TASK INPUT:
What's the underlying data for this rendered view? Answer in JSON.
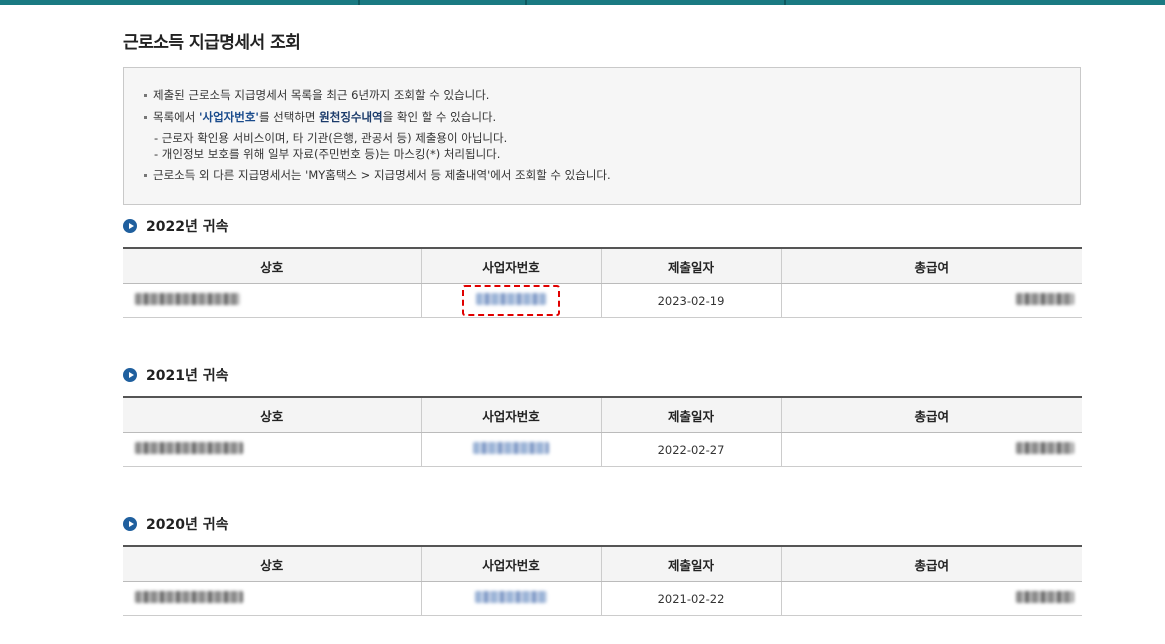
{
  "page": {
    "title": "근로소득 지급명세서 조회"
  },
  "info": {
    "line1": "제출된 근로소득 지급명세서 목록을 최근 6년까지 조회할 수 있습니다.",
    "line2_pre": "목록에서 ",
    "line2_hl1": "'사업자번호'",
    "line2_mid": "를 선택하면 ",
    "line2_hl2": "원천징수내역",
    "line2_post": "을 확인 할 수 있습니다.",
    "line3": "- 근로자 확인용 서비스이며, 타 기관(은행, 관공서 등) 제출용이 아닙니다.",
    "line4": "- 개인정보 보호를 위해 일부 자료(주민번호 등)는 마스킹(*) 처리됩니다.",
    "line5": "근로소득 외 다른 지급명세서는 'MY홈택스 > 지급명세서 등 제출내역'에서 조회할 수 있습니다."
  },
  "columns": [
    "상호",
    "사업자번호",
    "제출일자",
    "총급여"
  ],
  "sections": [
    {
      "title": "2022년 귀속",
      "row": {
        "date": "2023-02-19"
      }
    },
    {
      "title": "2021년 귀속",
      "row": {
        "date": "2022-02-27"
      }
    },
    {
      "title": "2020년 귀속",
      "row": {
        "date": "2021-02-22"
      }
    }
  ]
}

OBJECTIVE: From the material above, copy everything exactly but the pictures.

EXPECTED OUTPUT:
What's the underlying data for this rendered view? Answer in JSON.
{
  "page": {
    "title": "근로소득 지급명세서 조회"
  },
  "info": {
    "line1": "제출된 근로소득 지급명세서 목록을 최근 6년까지 조회할 수 있습니다.",
    "line2_pre": "목록에서 ",
    "line2_hl1": "'사업자번호'",
    "line2_mid": "를 선택하면 ",
    "line2_hl2": "원천징수내역",
    "line2_post": "을 확인 할 수 있습니다.",
    "line3": "- 근로자 확인용 서비스이며, 타 기관(은행, 관공서 등) 제출용이 아닙니다.",
    "line4": "- 개인정보 보호를 위해 일부 자료(주민번호 등)는 마스킹(*) 처리됩니다.",
    "line5": "근로소득 외 다른 지급명세서는 'MY홈택스 > 지급명세서 등 제출내역'에서 조회할 수 있습니다."
  },
  "columns": [
    "상호",
    "사업자번호",
    "제출일자",
    "총급여"
  ],
  "sections": [
    {
      "title": "2022년 귀속",
      "row": {
        "date": "2023-02-19"
      }
    },
    {
      "title": "2021년 귀속",
      "row": {
        "date": "2022-02-27"
      }
    },
    {
      "title": "2020년 귀속",
      "row": {
        "date": "2021-02-22"
      }
    }
  ]
}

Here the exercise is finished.